--- start Page extract ---

The second part of the book works from the “place to focus is carbon dioxide” (175) to looking at biomass that “would be harvested and burned in an electric plant, creating (somewhat) renewable bioenergy” (181), to “direct air capture diverges from flue capture” (211), to a solution to “turn down the level of energy coming from the Sun” (224) which could include the plan to “either remove or refreeze the film of liquid water on which many glaciers glide” (229) to getting “clouds to reflect away a percent or two more incoming sunlight” (231) and to “using space-based assets to intercept some sunlight before it even gets to the top of our atmosphere” (236).

This latter part of the book was supposed to convince me about carbon capture merits. However, I found it more of a literature review — a curation of research on a particular topic — than established climate action practices developed through academic research and analysis. The thing about doing research is that sometimes your heartfelt hypothesis isn’t proven with data collection and analysis. It’s happened to all of us who have done research. I would’ve liked to have seen a lot more research and solid conclusions about the efficacy of carbon dioxide removal and solar radiation management.

--- end Page extract ---

The tasks =>
[1] According to the review excerpt, why did the latter part of the book fail to convince the reviewer of carbon capture's merits?
[2] In the review excerpt, which page is cited for the statement that "direct air capture diverges from flue capture"?
[3] State whether each statement agrees with the review excerpt, and quote the words that decide it. (a) Biomass burned in an electric plant is described as producing fully renewable bioenergy. (b) One proposal involves removing or refreezing the liquid water that glaciers glide on. (c) The reviewer saw the latter part of the book as a set of established climate action practices.

--- start Extracted records ---

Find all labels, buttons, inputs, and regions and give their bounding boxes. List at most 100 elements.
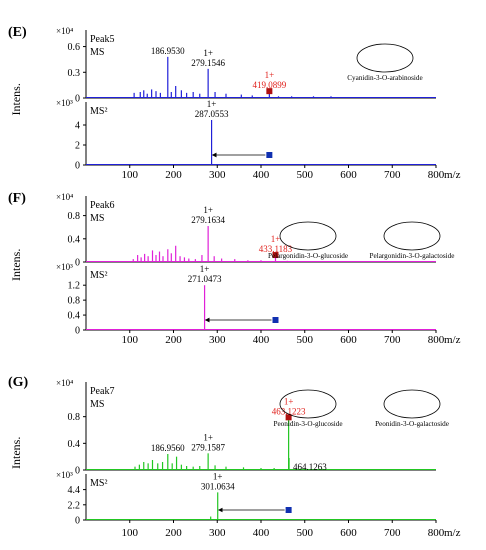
peak-label: 279.1546 <box>191 58 225 68</box>
compound-name: Peonidin-3-O-glucoside <box>273 420 342 428</box>
ms2-subplot: ×10³ MS² 0 0.4 0.8 1.2 1+271.0473 <box>56 262 436 337</box>
x-tick-label: 200 <box>165 169 182 181</box>
precursor-marker <box>272 252 279 259</box>
peak-label: 186.9560 <box>151 443 185 453</box>
x-tick-label: 300 <box>209 527 226 539</box>
peak-label: 463.1223 <box>272 406 306 416</box>
y-tick-label: 2.2 <box>68 500 81 511</box>
structure-sketch <box>383 221 441 251</box>
ms-subplot: ×10⁴Peak7MS00.40.8186.95601+279.15871+46… <box>56 378 436 477</box>
peak-label: 1+ <box>203 205 213 215</box>
structure-sketch <box>383 389 441 419</box>
panel-label: (G) <box>8 375 29 390</box>
precursor-marker-blue <box>285 507 292 513</box>
peak-label: 419.0899 <box>252 80 286 90</box>
peak-label: 1+ <box>213 471 223 481</box>
y-axis-label: Intens. <box>9 437 23 469</box>
x-tick-label: 500 <box>297 527 314 539</box>
precursor-marker-blue <box>266 152 273 158</box>
y-tick-label: 0 <box>75 466 80 477</box>
x-tick-label: 200 <box>165 334 182 346</box>
x-unit-label: m/z <box>444 169 461 181</box>
scale-label: ×10³ <box>56 262 73 272</box>
compound-name: Peonidin-3-O-galactoside <box>375 420 449 428</box>
peak-label: 1+ <box>203 48 213 58</box>
x-tick-label: 400 <box>253 334 270 346</box>
x-tick-label: 500 <box>297 169 314 181</box>
x-tick-label: 800 <box>428 334 445 346</box>
y-tick-label: 4.4 <box>68 485 81 496</box>
peak-label: 279.1634 <box>191 215 225 225</box>
subplot-tag: Peak5 <box>90 34 114 45</box>
y-axis-label: Intens. <box>9 249 23 281</box>
subplot-tag: MS² <box>90 106 107 117</box>
peak-label: 1+ <box>265 70 275 80</box>
peak-label: 433.1183 <box>259 244 293 254</box>
compound-name: Pelargonidin-3-O-glucoside <box>268 252 348 260</box>
precursor-marker <box>266 88 273 95</box>
structure-sketch <box>279 221 337 251</box>
x-tick-label: 300 <box>209 334 226 346</box>
y-tick-label: 0.4 <box>68 234 81 245</box>
y-tick-label: 4 <box>75 121 80 132</box>
scale-label: ×10⁴ <box>56 26 73 36</box>
y-tick-label: 0.6 <box>68 42 81 53</box>
subplot-tag: MS² <box>90 270 107 281</box>
x-tick-label: 400 <box>253 169 270 181</box>
x-tick-label: 600 <box>340 527 357 539</box>
scale-label: ×10⁴ <box>56 192 73 202</box>
compound-name: Pelargonidin-3-O-galactoside <box>370 252 455 260</box>
x-tick-label: 800 <box>428 527 445 539</box>
y-tick-label: 0 <box>75 326 80 337</box>
y-tick-label: 0.8 <box>68 211 81 222</box>
peak-label: 1+ <box>271 234 281 244</box>
x-tick-label: 700 <box>384 169 401 181</box>
x-tick-label: 300 <box>209 169 226 181</box>
subplot-subtag: MS <box>90 47 104 58</box>
scale-label: ×10³ <box>56 470 73 480</box>
structure-sketch <box>356 43 414 73</box>
x-tick-label: 500 <box>297 334 314 346</box>
x-tick-label: 700 <box>384 527 401 539</box>
panel-label: (E) <box>8 25 27 40</box>
y-tick-label: 0.8 <box>68 296 81 307</box>
y-tick-label: 0 <box>75 94 80 105</box>
ms2-subplot: ×10³ MS² 0 2 4 1+287.0553 <box>56 98 436 172</box>
peak-label: 1+ <box>203 432 213 442</box>
peak-label: 1+ <box>284 396 294 406</box>
y-tick-label: 2 <box>75 141 80 152</box>
peak-label: 287.0553 <box>195 109 229 119</box>
x-tick-label: 400 <box>253 527 270 539</box>
structure-sketch <box>279 389 337 419</box>
y-tick-label: 1.2 <box>68 281 81 292</box>
x-tick-label: 800 <box>428 169 445 181</box>
y-tick-label: 0 <box>75 161 80 172</box>
subplot-tag: Peak6 <box>90 200 114 211</box>
peak-label: 271.0473 <box>188 274 222 284</box>
peak-label: 1+ <box>200 264 210 274</box>
precursor-marker <box>285 414 292 421</box>
y-tick-label: 0 <box>75 516 80 527</box>
ms2-subplot: ×10³ MS² 0 2.2 4.4 1+301.0634 <box>56 470 436 527</box>
x-tick-label: 600 <box>340 334 357 346</box>
compound-name: Cyanidin-3-O-arabinoside <box>347 74 422 82</box>
panel-F: (F) ×10⁴Peak6MS00.40.81+279.16341+433.118… <box>8 191 461 346</box>
panel-G: (G) ×10⁴Peak7MS00.40.8186.95601+279.15871… <box>8 375 461 539</box>
scale-label: ×10⁴ <box>56 378 73 388</box>
subplot-tag: MS² <box>90 478 107 489</box>
peak-label: 464.1263 <box>293 462 327 472</box>
x-unit-label: m/z <box>444 334 461 346</box>
subplot-subtag: MS <box>90 399 104 410</box>
panel-label: (F) <box>8 191 26 206</box>
peak-label: 186.9530 <box>151 46 185 56</box>
precursor-marker-blue <box>272 317 279 323</box>
y-tick-label: 0 <box>75 258 80 269</box>
x-tick-label: 100 <box>122 169 139 181</box>
peak-label: 1+ <box>207 99 217 109</box>
x-tick-label: 600 <box>340 169 357 181</box>
x-tick-label: 700 <box>384 334 401 346</box>
y-tick-label: 0.3 <box>68 68 81 79</box>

--- end Extracted records ---

Task-by-task results =>
[1] The reviewer found it more like a literature review, a curation of research on a particular topic, than a set of established climate action practices developed through academic research and analysis.

[2] Page 211.

[3]
(a) No: "creating (somewhat) renewable bioenergy"
(b) Yes: "either remove or refreeze the film of liquid water on which many glaciers glide"
(c) No: "more of a literature review — a curation of research on a particular topic — than established climate action practices"